> **SET TASK**: How many lines in these records hold the string "this"? State only that number.

◆ ◆ ◆ ◆ ◆ ◆ ◆

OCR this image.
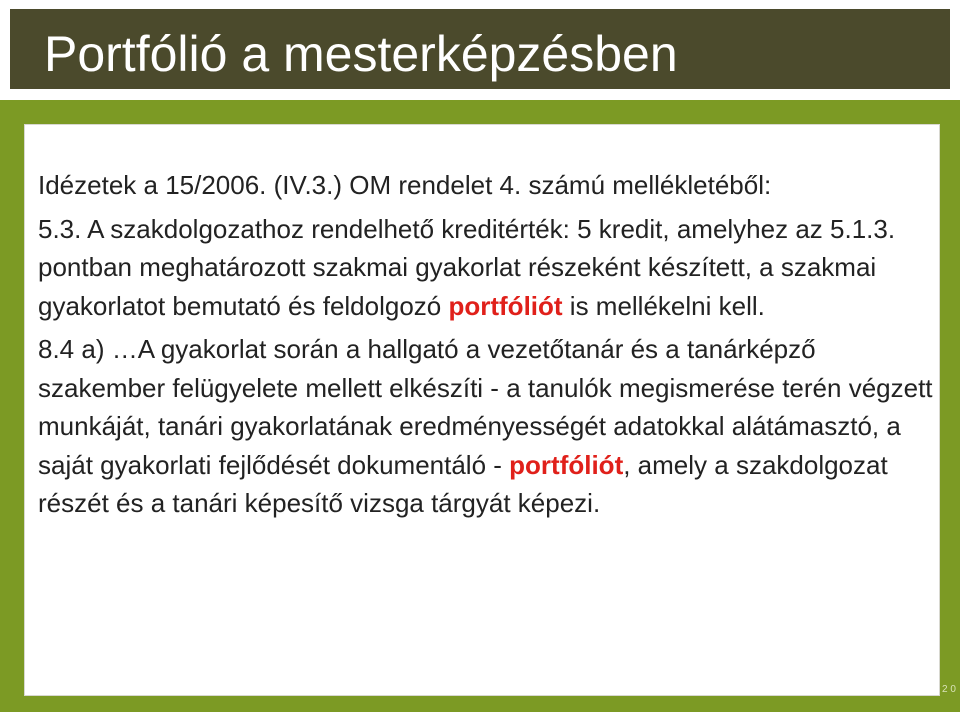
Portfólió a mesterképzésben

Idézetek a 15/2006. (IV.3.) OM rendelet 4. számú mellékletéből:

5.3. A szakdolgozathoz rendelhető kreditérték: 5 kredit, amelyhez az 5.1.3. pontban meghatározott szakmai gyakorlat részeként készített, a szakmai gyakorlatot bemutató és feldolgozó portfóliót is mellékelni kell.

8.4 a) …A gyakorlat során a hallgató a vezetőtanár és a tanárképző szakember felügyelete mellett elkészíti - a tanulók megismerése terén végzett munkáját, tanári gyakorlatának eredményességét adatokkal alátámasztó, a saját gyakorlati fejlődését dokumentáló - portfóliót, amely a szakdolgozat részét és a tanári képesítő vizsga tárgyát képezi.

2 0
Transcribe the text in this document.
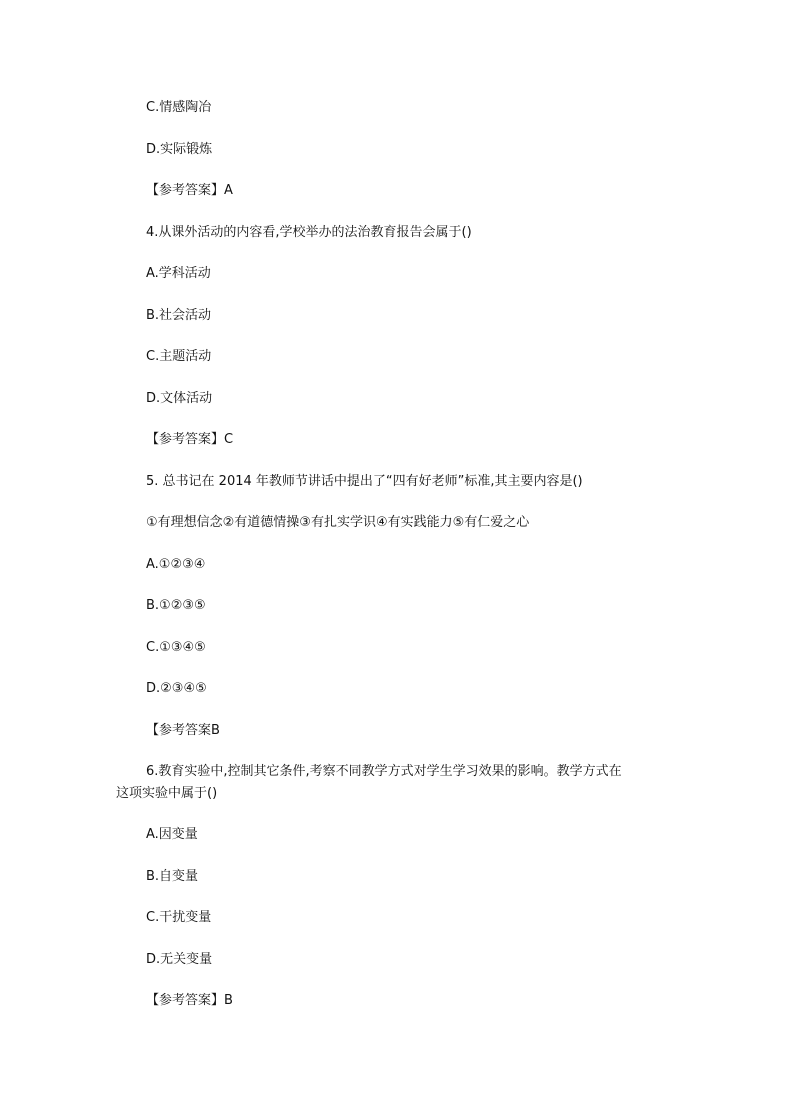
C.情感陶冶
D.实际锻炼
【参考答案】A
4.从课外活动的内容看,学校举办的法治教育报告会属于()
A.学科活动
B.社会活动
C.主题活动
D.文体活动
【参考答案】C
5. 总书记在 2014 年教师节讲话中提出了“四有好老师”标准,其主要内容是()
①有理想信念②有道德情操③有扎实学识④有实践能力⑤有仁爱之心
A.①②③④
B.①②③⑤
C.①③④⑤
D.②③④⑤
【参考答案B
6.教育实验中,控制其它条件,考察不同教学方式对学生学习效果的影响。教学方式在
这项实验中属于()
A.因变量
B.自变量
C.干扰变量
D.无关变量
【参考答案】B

◆ ◆ ◆ ◆ ◆ ◆ ◆

> **REPLY**: 2